REQUEST
Find the string "双方协商确定" in the records. Copy every line it appears in.

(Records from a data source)
---+---
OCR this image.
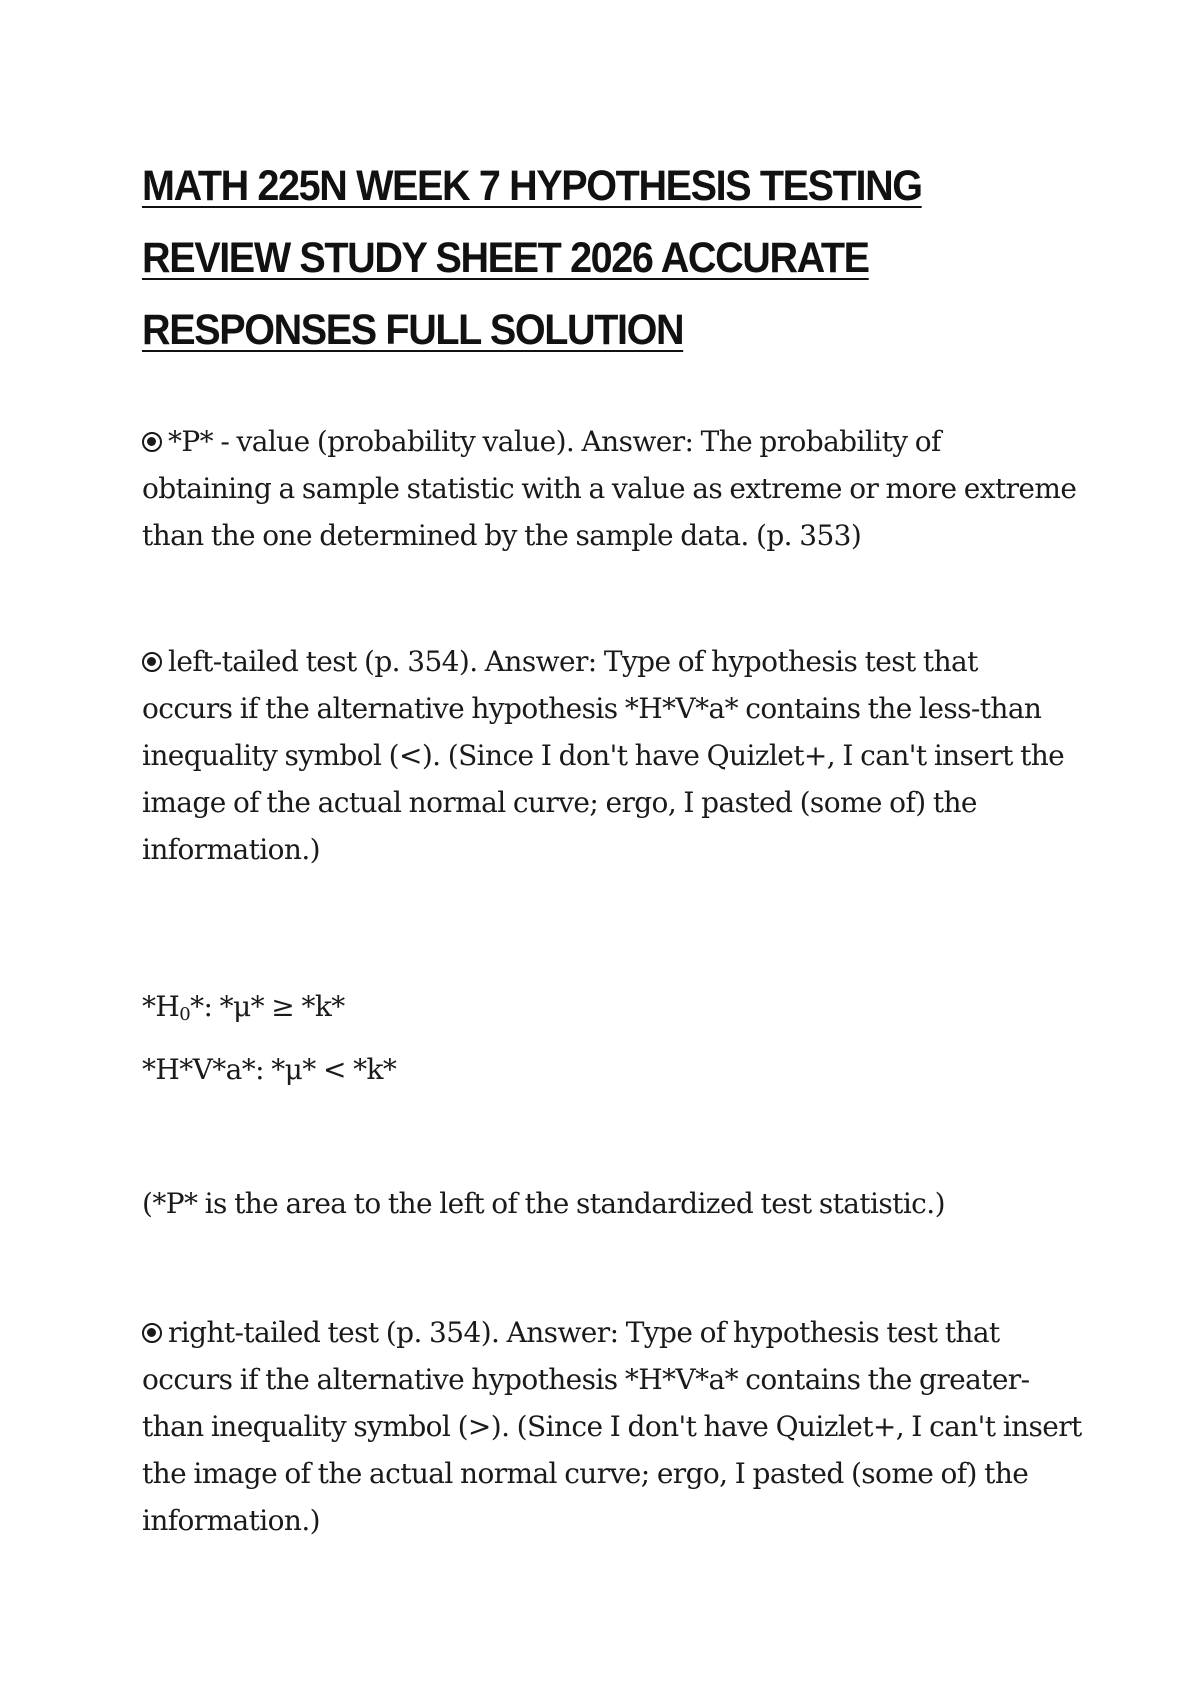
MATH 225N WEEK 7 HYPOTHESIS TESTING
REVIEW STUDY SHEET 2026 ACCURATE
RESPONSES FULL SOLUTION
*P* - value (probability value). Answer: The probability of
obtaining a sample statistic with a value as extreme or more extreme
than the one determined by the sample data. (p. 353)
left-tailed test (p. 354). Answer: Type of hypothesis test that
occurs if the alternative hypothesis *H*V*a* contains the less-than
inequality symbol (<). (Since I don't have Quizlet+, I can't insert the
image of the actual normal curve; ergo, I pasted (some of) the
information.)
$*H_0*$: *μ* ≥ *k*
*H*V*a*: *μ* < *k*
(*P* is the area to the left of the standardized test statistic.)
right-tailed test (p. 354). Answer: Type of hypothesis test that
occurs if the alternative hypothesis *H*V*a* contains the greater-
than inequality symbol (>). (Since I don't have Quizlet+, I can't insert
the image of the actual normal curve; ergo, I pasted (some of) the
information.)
---+---
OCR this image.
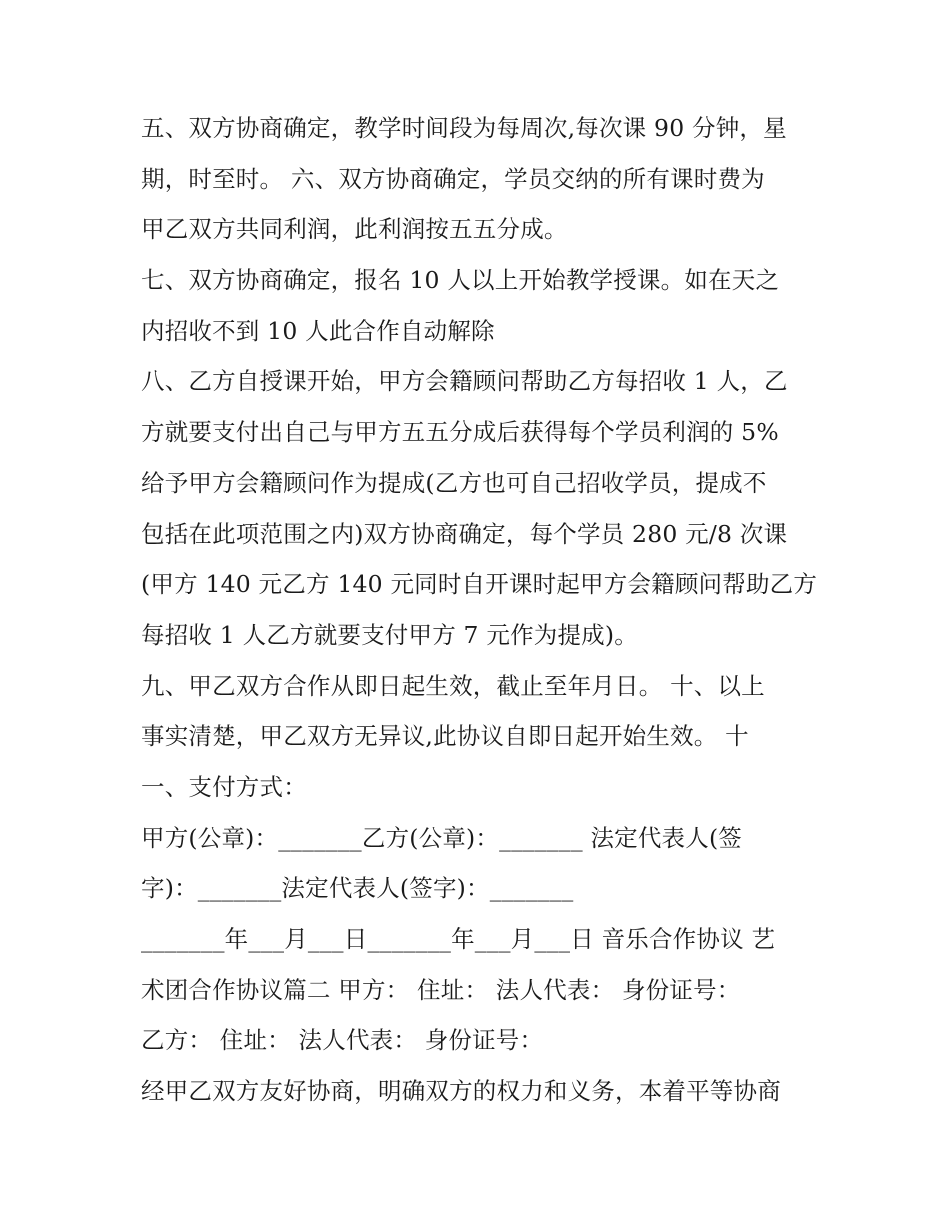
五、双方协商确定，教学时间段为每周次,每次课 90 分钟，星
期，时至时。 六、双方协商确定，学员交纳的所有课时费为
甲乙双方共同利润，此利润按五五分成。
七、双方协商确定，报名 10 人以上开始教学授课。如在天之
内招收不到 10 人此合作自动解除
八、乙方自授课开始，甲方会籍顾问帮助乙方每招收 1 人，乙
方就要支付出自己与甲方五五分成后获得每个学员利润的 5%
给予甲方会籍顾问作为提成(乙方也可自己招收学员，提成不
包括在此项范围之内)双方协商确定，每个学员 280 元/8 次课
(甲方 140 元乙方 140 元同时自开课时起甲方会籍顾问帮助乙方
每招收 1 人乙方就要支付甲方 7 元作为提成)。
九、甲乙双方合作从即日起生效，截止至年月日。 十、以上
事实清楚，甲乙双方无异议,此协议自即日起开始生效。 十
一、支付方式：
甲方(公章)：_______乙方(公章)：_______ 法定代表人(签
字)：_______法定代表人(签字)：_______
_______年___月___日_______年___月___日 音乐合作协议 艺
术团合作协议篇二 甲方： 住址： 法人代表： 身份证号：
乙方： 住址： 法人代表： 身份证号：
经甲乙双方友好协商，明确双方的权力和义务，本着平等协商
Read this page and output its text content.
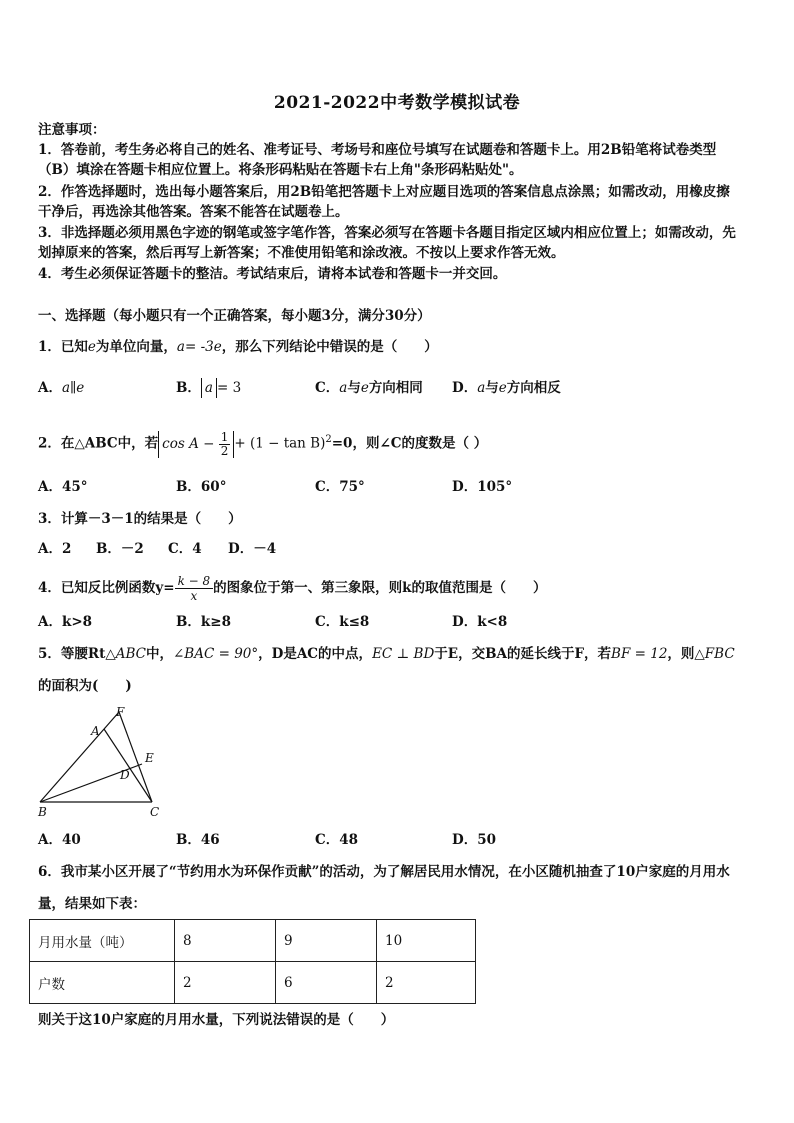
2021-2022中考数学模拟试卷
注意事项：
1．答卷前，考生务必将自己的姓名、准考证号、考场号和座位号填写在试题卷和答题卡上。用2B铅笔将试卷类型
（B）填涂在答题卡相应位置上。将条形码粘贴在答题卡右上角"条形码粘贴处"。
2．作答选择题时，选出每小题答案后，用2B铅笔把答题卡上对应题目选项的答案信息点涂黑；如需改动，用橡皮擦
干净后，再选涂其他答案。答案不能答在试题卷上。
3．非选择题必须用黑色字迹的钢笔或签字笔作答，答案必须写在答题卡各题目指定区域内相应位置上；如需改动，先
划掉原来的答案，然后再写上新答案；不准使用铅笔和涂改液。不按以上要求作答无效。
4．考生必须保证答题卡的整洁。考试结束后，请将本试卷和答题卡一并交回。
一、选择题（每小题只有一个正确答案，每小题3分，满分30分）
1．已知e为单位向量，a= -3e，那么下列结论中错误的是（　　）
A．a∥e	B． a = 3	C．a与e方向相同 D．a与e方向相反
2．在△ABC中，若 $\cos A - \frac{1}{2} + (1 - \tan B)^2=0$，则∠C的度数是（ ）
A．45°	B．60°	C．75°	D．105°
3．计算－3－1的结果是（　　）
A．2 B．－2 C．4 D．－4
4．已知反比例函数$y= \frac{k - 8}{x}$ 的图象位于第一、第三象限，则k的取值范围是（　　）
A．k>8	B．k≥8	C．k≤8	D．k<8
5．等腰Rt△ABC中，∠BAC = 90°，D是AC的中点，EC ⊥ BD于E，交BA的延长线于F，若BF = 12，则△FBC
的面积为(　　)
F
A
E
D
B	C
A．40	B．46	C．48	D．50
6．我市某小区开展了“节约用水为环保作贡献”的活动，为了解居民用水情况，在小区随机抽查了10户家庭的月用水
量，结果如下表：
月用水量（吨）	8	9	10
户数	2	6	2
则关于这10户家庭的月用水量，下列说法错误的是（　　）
---+---
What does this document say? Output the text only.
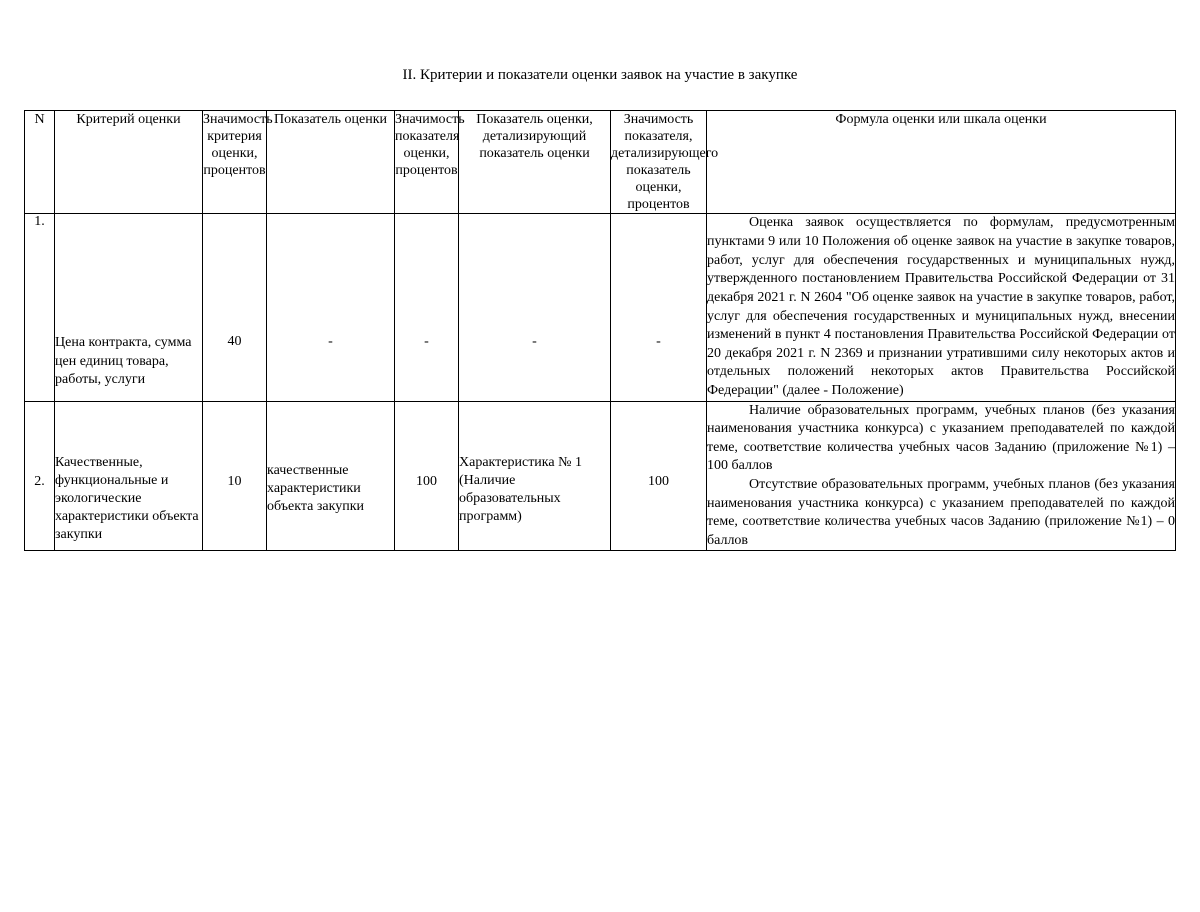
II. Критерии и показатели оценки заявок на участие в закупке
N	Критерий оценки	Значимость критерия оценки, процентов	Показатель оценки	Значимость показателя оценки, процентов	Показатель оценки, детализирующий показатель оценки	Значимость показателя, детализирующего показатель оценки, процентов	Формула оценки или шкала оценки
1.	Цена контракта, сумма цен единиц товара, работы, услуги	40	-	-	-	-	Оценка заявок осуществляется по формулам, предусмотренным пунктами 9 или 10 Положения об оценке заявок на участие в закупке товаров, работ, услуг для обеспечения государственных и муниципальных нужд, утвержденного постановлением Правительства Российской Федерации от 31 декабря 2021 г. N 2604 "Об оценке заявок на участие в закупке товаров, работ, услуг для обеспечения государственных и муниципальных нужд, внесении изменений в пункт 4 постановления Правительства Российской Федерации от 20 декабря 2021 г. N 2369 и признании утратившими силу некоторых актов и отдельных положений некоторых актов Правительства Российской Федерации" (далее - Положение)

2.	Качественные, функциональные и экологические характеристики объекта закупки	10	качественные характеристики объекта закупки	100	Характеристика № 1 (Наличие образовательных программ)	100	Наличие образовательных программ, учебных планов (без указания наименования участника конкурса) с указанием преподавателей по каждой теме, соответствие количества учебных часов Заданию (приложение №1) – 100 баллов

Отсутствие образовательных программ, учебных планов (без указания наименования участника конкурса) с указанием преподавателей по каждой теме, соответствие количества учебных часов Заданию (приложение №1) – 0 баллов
---+---
ANSWER TO THIS TASK
五、双方协商确定，教学时间段为每周次,每次课 90 分钟，星
期，时至时。 六、双方协商确定，学员交纳的所有课时费为
七、双方协商确定，报名 10 人以上开始教学授课。如在天之
包括在此项范围之内)双方协商确定，每个学员 280 元/8 次课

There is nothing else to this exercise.